▸ **What is needed**: The records below are to be copied word for word, with every picture left out.

▸ **Data provided**:
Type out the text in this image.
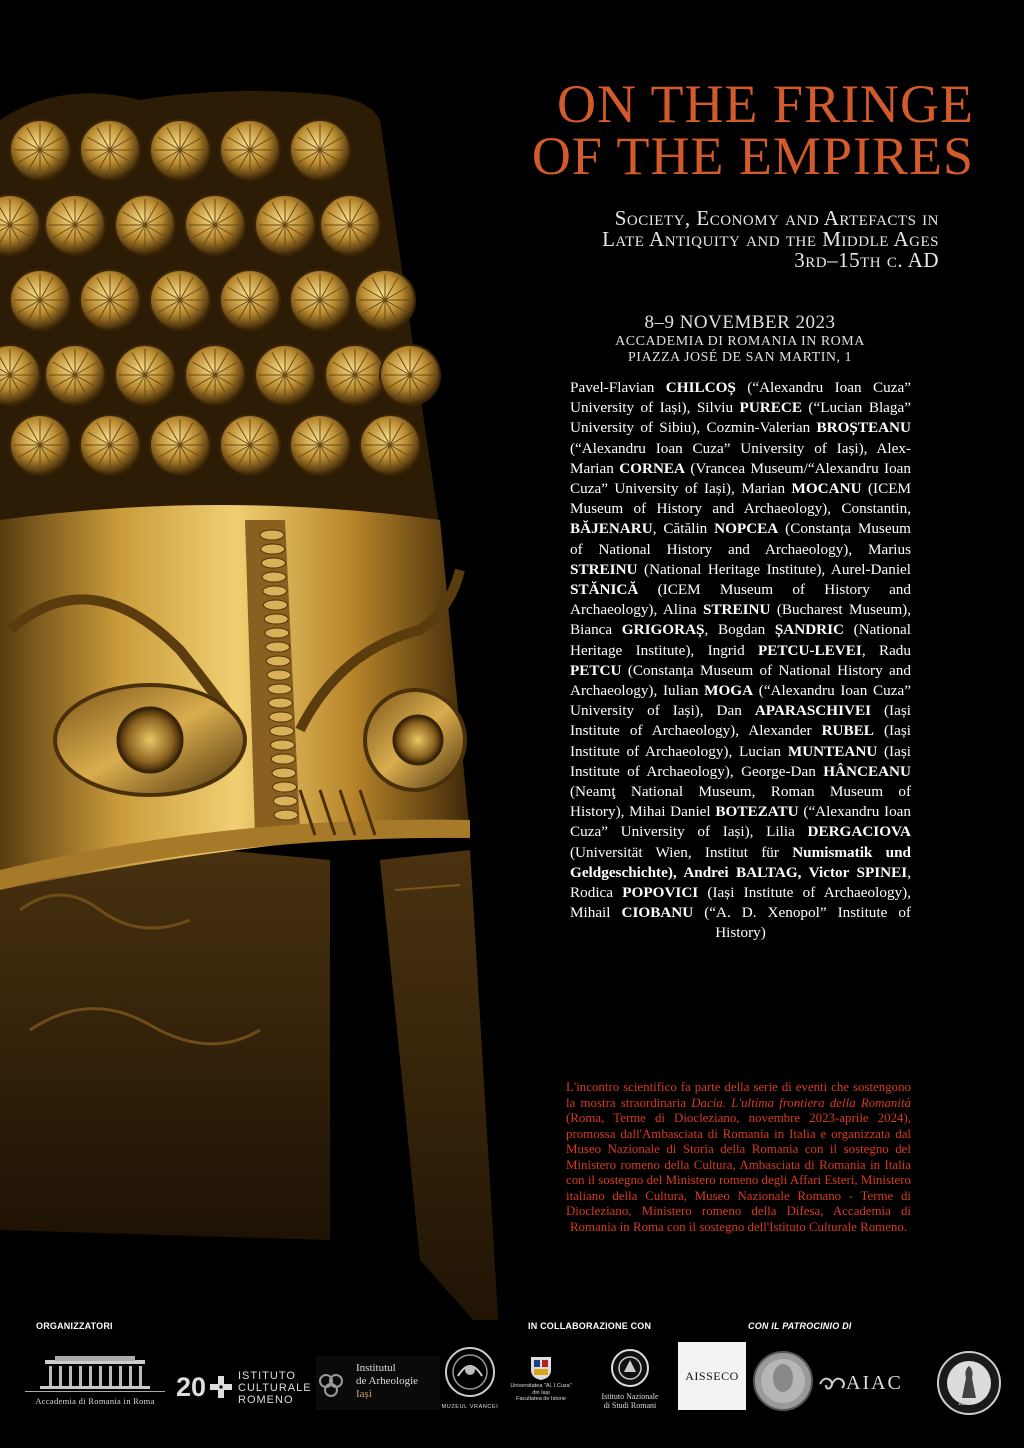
ON THE FRINGE
OF THE EMPIRES
Society, Economy and Artefacts in
Late Antiquity and the Middle Ages
3rd–15th c. AD
8–9 NOVEMBER 2023
ACCADEMIA DI ROMANIA IN ROMA
PIAZZA JOSÉ DE SAN MARTIN, 1
Pavel-Flavian CHILCOȘ (“Alexandru Ioan Cuza” University of Iași), Silviu PURECE (“Lucian Blaga” University of Sibiu), Cozmin-Valerian BROȘTEANU (“Alexandru Ioan Cuza” University of Iași), Alex-Marian CORNEA (Vrancea Museum/“Alexandru Ioan Cuza” University of Iași), Marian MOCANU (ICEM Museum of History and Archaeology), Constantin, BĂJENARU, Cătălin NOPCEA (Constanța Museum of National History and Archaeology), Marius STREINU (National Heritage Institute), Aurel-Daniel STĂNICĂ (ICEM Museum of History and Archaeology), Alina STREINU (Bucharest Museum), Bianca GRIGORAȘ, Bogdan ȘANDRIC (National Heritage Institute), Ingrid PETCU-LEVEI, Radu PETCU (Constanța Museum of National History and Archaeology), Iulian MOGA (“Alexandru Ioan Cuza” University of Iași), Dan APARASCHIVEI (Iași Institute of Archaeology), Alexander RUBEL (Iași Institute of Archaeology), Lucian MUNTEANU (Iași Institute of Archaeology), George-Dan HÂNCEANU (Neamţ National Museum, Roman Museum of History), Mihai Daniel BOTEZATU (“Alexandru Ioan Cuza” University of Iași), Lilia DERGACIOVA (Universität Wien, Institut für Numismatik und Geldgeschichte), Andrei BALTAG, Victor SPINEI, Rodica POPOVICI (Iași Institute of Archaeology), Mihail CIOBANU (“A. D. Xenopol” Institute of History)
L'incontro scientifico fa parte della serie di eventi che sostengono la mostra straordinaria Dacia. L'ultima frontiera della Romanità (Roma, Terme di Diocleziano, novembre 2023-aprile 2024), promossa dall'Ambasciata di Romania in Italia e organizzata dal Museo Nazionale di Storia della Romania con il sostegno del Ministero romeno della Cultura, Ambasciata di Romania in Italia con il sostegno del Ministero romeno degli Affari Esteri, Ministero italiano della Cultura, Museo Nazionale Romano - Terme di Diocleziano, Ministero romeno della Difesa, Accademia di Romania in Roma con il sostegno dell'Istituto Culturale Romeno.
ORGANIZZATORI	IN COLLABORAZIONE CON	CON IL PATROCINIO DI
Accademia di Romania in Roma 20	ISTITUTO
CULTURALE
ROMENO
Institutul
de Arheologie
Iași
MUZEUL VRANCEI
Universitatea "Al. I.Cuza"
din Iași
Facultatea de Istorie	Istituto Nazionale
di Studi Romani
AISSECO	AIAC
1866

▸ **Final result**:
Type out the text in this image.
ON THE FRINGE
OF THE EMPIRES
Society, Economy and Artefacts in
Late Antiquity and the Middle Ages
3rd–15th c. AD
8–9 NOVEMBER 2023
ACCADEMIA DI ROMANIA IN ROMA
PIAZZA JOSÉ DE SAN MARTIN, 1
Pavel-Flavian CHILCOȘ (“Alexandru Ioan Cuza” University of Iași), Silviu PURECE (“Lucian Blaga” University of Sibiu), Cozmin-Valerian BROȘTEANU (“Alexandru Ioan Cuza” University of Iași), Alex-Marian CORNEA (Vrancea Museum/“Alexandru Ioan Cuza” University of Iași), Marian MOCANU (ICEM Museum of History and Archaeology), Constantin, BĂJENARU, Cătălin NOPCEA (Constanța Museum of National History and Archaeology), Marius STREINU (National Heritage Institute), Aurel-Daniel STĂNICĂ (ICEM Museum of History and Archaeology), Alina STREINU (Bucharest Museum), Bianca GRIGORAȘ, Bogdan ȘANDRIC (National Heritage Institute), Ingrid PETCU-LEVEI, Radu PETCU (Constanța Museum of National History and Archaeology), Iulian MOGA (“Alexandru Ioan Cuza” University of Iași), Dan APARASCHIVEI (Iași Institute of Archaeology), Alexander RUBEL (Iași Institute of Archaeology), Lucian MUNTEANU (Iași Institute of Archaeology), George-Dan HÂNCEANU (Neamţ National Museum, Roman Museum of History), Mihai Daniel BOTEZATU (“Alexandru Ioan Cuza” University of Iași), Lilia DERGACIOVA (Universität Wien, Institut für Numismatik und Geldgeschichte), Andrei BALTAG, Victor SPINEI, Rodica POPOVICI (Iași Institute of Archaeology), Mihail CIOBANU (“A. D. Xenopol” Institute of History)
L'incontro scientifico fa parte della serie di eventi che sostengono la mostra straordinaria Dacia. L'ultima frontiera della Romanità (Roma, Terme di Diocleziano, novembre 2023-aprile 2024), promossa dall'Ambasciata di Romania in Italia e organizzata dal Museo Nazionale di Storia della Romania con il sostegno del Ministero romeno della Cultura, Ambasciata di Romania in Italia con il sostegno del Ministero romeno degli Affari Esteri, Ministero italiano della Cultura, Museo Nazionale Romano - Terme di Diocleziano, Ministero romeno della Difesa, Accademia di Romania in Roma con il sostegno dell'Istituto Culturale Romeno.
ORGANIZZATORI	IN COLLABORAZIONE CON	CON IL PATROCINIO DI
Accademia di Romania in Roma 20	ISTITUTO
CULTURALE
ROMENO
Institutul
de Arheologie
Iași
MUZEUL VRANCEI
Universitatea "Al. I.Cuza"
din Iași
Facultatea de Istorie	Istituto Nazionale
di Studi Romani
AISSECO	AIAC
1866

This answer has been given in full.